* _Document section_
— Start —
# [SOLVED] LG Monitor died



## Ruthypie (Jan 26, 2012)

Hi,

I have been reading notes on various sites like kioskea.net and it looks like a pattern with LG monitors. I have a Flatron L1715S. I got it second hand so not expecting much, but it would hardly ever swtich on the first go. I had to switch the hard-drive off and on again to restart it and then the screen would come one. I recently moved and have not used it in about a month and now it does not switch on at all. I can hear the Windows chime in the background through the hard-rive tower, but the screen is completely black. Even the light that usually shows the screen is on or not in the bottom menu bar is off? What on earth? Does anyone have any suggestions other than get a new monitor?

Thanks in advance,
Ruth


----------



## Tyree (May 10, 2009)

*Re: LG Monitor died*

Are you sure the monitor is the problem? Try another monitor or try your monitor on another PC. Monitor prices are so low it is usually more cost efficient to replace than repair.
— End —
* _Data_
— Start —
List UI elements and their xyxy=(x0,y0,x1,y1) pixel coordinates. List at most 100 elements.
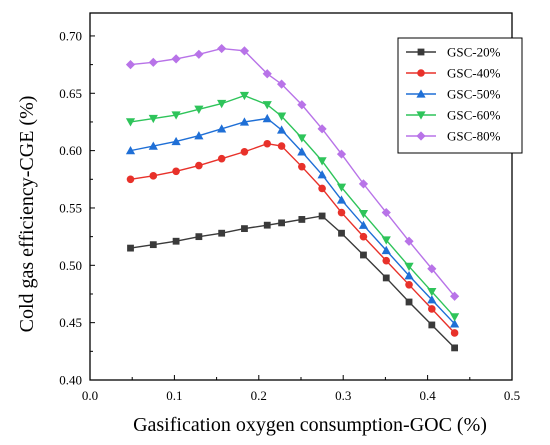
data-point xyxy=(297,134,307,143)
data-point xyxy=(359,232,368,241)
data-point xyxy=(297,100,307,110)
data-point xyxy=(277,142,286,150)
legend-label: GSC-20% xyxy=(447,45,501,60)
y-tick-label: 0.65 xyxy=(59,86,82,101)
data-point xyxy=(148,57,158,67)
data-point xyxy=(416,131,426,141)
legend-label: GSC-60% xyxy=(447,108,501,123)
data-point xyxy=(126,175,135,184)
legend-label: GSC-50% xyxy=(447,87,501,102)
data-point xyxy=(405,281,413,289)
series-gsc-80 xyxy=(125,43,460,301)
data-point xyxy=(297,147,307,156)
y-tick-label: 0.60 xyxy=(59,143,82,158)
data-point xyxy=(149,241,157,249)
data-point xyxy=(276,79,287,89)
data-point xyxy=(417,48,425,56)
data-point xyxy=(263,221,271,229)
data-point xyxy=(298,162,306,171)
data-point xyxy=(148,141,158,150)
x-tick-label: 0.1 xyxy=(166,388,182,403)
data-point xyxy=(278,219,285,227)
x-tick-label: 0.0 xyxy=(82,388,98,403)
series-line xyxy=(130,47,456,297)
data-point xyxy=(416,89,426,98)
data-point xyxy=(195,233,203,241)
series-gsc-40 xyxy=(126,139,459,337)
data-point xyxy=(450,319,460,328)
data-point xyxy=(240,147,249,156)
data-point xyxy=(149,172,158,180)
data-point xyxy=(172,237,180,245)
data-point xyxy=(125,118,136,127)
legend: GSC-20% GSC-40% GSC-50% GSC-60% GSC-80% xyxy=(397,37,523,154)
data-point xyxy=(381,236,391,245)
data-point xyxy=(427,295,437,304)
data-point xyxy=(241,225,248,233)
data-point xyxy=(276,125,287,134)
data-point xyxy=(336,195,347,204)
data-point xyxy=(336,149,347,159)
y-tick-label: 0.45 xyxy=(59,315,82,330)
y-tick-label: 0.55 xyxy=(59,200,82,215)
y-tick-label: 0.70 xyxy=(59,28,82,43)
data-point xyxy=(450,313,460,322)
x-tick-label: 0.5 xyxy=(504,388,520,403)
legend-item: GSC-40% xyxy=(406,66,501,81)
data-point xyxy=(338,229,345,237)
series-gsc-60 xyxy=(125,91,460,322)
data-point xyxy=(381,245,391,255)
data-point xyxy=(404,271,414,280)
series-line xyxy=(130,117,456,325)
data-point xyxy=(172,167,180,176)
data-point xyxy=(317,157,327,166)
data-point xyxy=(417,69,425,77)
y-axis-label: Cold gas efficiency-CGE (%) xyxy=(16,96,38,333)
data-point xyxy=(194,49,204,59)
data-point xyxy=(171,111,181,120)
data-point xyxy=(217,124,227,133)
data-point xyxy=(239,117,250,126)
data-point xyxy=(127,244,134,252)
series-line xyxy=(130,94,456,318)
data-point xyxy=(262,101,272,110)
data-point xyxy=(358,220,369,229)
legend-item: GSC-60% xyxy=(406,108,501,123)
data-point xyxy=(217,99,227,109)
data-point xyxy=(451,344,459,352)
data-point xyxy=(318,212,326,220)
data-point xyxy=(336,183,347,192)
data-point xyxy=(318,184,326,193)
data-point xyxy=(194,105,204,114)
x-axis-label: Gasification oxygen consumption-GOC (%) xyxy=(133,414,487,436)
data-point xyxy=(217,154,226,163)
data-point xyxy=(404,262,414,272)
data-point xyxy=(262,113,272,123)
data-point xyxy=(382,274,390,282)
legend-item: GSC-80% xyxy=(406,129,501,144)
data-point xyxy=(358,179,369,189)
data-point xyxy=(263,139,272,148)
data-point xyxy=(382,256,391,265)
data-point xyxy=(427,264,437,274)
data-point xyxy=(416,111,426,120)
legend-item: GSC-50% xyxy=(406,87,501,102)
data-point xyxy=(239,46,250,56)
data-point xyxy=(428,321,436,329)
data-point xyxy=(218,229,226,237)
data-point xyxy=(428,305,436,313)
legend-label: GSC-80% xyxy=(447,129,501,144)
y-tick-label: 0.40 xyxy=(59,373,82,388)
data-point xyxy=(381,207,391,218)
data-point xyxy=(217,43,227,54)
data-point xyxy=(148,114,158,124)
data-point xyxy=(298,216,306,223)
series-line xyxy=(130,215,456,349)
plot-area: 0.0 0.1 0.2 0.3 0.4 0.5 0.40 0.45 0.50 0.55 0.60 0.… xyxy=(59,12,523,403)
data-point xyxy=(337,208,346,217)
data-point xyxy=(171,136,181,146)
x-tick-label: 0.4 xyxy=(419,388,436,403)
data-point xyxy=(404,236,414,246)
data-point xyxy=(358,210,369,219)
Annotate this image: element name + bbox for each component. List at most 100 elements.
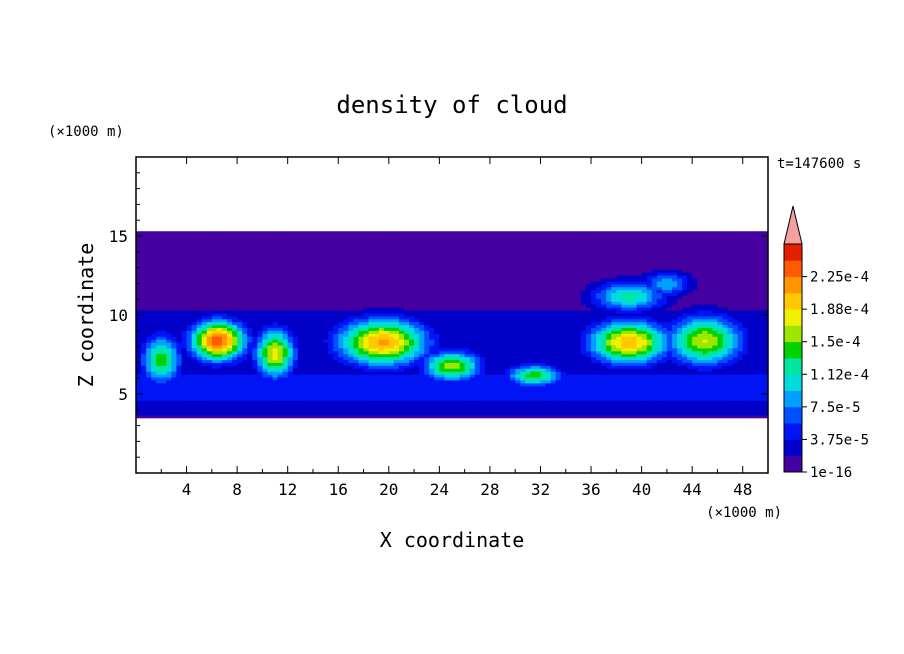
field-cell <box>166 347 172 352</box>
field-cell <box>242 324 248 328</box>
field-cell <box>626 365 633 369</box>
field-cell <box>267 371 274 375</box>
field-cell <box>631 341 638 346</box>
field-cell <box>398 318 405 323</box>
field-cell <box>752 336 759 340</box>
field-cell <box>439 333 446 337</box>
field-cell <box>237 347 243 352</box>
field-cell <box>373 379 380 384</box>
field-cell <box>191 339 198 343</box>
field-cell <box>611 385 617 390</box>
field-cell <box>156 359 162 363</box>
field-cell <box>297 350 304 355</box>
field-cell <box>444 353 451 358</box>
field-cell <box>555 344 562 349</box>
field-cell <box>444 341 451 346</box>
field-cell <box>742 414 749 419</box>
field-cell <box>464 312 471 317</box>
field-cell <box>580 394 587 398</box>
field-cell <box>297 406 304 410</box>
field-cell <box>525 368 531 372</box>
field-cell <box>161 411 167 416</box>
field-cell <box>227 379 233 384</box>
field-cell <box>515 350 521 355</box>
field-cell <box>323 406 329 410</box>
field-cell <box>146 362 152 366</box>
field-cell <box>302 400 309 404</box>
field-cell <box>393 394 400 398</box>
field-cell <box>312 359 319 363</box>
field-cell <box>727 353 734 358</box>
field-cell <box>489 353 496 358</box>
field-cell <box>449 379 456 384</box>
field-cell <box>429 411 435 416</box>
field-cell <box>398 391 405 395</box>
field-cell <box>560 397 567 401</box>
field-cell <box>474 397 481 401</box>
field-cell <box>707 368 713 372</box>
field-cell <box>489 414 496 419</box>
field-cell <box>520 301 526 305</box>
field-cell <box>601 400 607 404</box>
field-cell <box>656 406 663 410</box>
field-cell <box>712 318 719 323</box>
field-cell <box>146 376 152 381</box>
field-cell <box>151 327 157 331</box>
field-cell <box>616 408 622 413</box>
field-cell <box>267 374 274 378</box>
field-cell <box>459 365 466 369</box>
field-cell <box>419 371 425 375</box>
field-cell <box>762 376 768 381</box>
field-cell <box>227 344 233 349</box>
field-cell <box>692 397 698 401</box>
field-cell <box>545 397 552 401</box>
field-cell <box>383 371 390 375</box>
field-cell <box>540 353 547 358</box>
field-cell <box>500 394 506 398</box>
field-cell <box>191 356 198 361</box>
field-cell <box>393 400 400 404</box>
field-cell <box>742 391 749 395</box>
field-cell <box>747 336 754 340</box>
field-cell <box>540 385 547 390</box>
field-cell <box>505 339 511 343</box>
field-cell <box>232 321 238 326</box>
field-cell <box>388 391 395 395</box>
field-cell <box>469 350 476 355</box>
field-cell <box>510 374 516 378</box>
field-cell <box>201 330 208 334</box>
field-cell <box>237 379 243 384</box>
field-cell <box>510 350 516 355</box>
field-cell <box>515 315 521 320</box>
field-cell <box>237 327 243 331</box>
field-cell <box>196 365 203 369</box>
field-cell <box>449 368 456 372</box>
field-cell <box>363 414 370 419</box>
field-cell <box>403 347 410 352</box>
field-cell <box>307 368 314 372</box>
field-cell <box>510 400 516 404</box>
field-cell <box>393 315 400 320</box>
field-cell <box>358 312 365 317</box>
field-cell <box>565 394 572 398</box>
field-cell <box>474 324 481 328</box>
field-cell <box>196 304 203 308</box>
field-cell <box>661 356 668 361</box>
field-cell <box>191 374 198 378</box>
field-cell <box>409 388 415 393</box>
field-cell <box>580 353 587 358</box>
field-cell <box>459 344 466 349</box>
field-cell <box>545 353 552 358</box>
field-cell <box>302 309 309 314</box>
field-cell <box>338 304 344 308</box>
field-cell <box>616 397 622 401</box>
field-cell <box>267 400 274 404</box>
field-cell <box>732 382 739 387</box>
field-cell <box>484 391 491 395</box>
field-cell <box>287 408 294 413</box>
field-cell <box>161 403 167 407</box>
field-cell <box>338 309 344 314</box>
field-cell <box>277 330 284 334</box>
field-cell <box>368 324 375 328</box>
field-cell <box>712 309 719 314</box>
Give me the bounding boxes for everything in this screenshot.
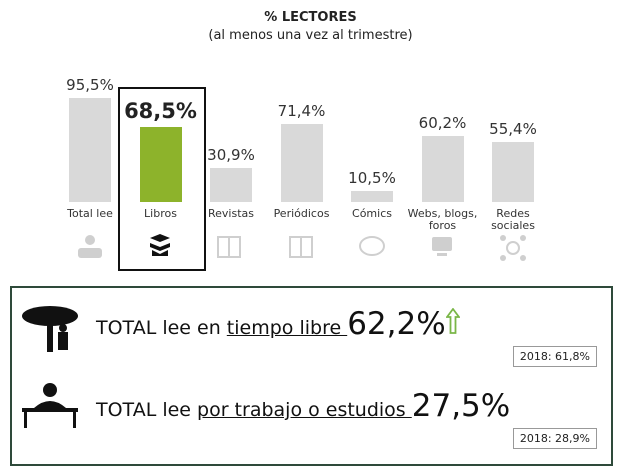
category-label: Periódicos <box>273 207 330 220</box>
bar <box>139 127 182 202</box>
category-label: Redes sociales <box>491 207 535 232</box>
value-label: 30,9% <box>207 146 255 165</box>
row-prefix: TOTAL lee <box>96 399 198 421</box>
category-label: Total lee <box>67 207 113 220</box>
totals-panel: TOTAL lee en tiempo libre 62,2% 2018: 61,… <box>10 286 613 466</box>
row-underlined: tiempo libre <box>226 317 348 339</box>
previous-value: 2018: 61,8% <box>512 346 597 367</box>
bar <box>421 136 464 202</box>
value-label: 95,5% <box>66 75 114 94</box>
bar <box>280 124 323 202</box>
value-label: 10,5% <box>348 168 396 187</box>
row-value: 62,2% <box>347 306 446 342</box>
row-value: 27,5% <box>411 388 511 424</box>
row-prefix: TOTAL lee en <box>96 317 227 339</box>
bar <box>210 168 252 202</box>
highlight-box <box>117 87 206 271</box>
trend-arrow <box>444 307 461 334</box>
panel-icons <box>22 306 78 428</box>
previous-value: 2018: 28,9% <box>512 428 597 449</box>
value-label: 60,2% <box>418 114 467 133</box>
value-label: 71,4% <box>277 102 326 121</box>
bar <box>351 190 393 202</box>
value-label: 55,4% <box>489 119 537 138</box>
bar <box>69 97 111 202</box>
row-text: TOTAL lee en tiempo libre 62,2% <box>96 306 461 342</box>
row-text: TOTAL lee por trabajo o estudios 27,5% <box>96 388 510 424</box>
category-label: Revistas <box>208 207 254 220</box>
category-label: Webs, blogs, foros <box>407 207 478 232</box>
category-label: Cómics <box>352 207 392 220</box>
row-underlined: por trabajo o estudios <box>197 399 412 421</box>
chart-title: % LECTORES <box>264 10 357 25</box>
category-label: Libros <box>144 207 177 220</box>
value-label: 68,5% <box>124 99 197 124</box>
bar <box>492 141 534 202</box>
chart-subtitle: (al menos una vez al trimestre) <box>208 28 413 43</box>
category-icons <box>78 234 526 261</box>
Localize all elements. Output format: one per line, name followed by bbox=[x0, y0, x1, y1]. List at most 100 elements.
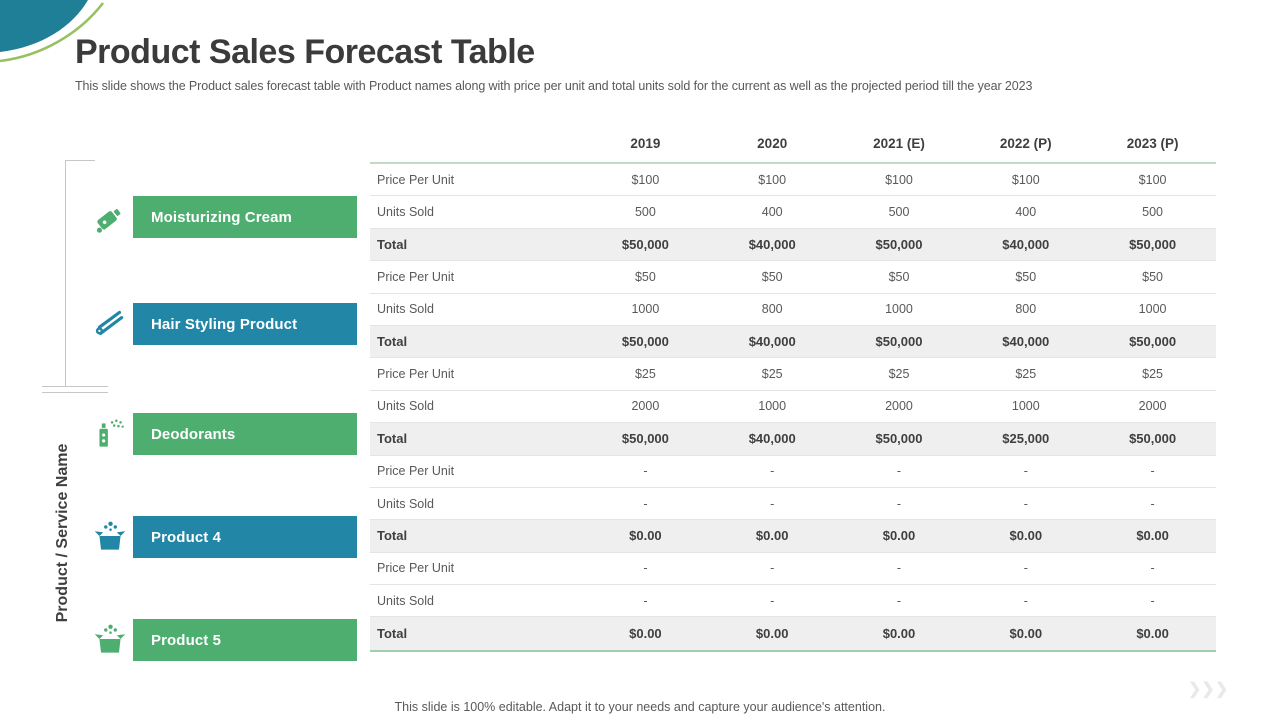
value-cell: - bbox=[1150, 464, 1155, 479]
— End —
* _Required task A_
In the LG monitor thread, rewrite the part that opens with the words containing "# [SOLVED] LG" and closes with "a new monitor?", changing "hard-drive" to "computer".
* _Required task B_
Answer these from the LG monitor thread:
(i) Which monitor model does the first poster own?
(ii) For about how long had the monitor gone unused after the move?
(iii) According to the reply, why is replacing a monitor usually preferable to repairing it?
* _Required task C_
Continue the LG monitor thread after its last post.

* _Exercise result A_
# [SOLVED] LG Monitor died



## Ruthypie (Jan 26, 2012)

Hi,

I have been reading notes on various sites like kioskea.net and it looks like a pattern with LG monitors. I have a Flatron L1715S. I got it second hand so not expecting much, but it would hardly ever swtich on the first go. I had to switch the computer off and on again to restart it and then the screen would come one. I recently moved and have not used it in about a month and now it does not switch on at all. I can hear the Windows chime in the background through the hard-rive tower, but the screen is completely black. Even the light that usually shows the screen is on or not in the bottom menu bar is off? What on earth? Does anyone have any suggestions other than get a new monitor?

* _Exercise result B_
(i) A Flatron L1715S.
(ii) About a month.
(iii) Monitor prices are so low that replacing is usually more cost efficient than repairing.

* _Exercise result C_
I use/sell Acer, Asus are very good and you can never go wrong with Samsung.


----------



## JimE (Apr 16, 2009)

*Re: LG Monitor died*

The monitor should power on without even being connected to the PC. And if the power LED isn't lighting up, it would appear the monitor is faulty.


----------



## Ruthypie (Jan 26, 2012)

*Re: LG Monitor died*

Hi, 
Thanks for the comments. I think as the light doesn't even come on now it must just be dead for good. I will look into those makes and get a new monitor.
Vry helpful as always!!:smile:


----------



## Tyree (May 10, 2009)

*Re: LG Monitor died*

You're welcome and good luck.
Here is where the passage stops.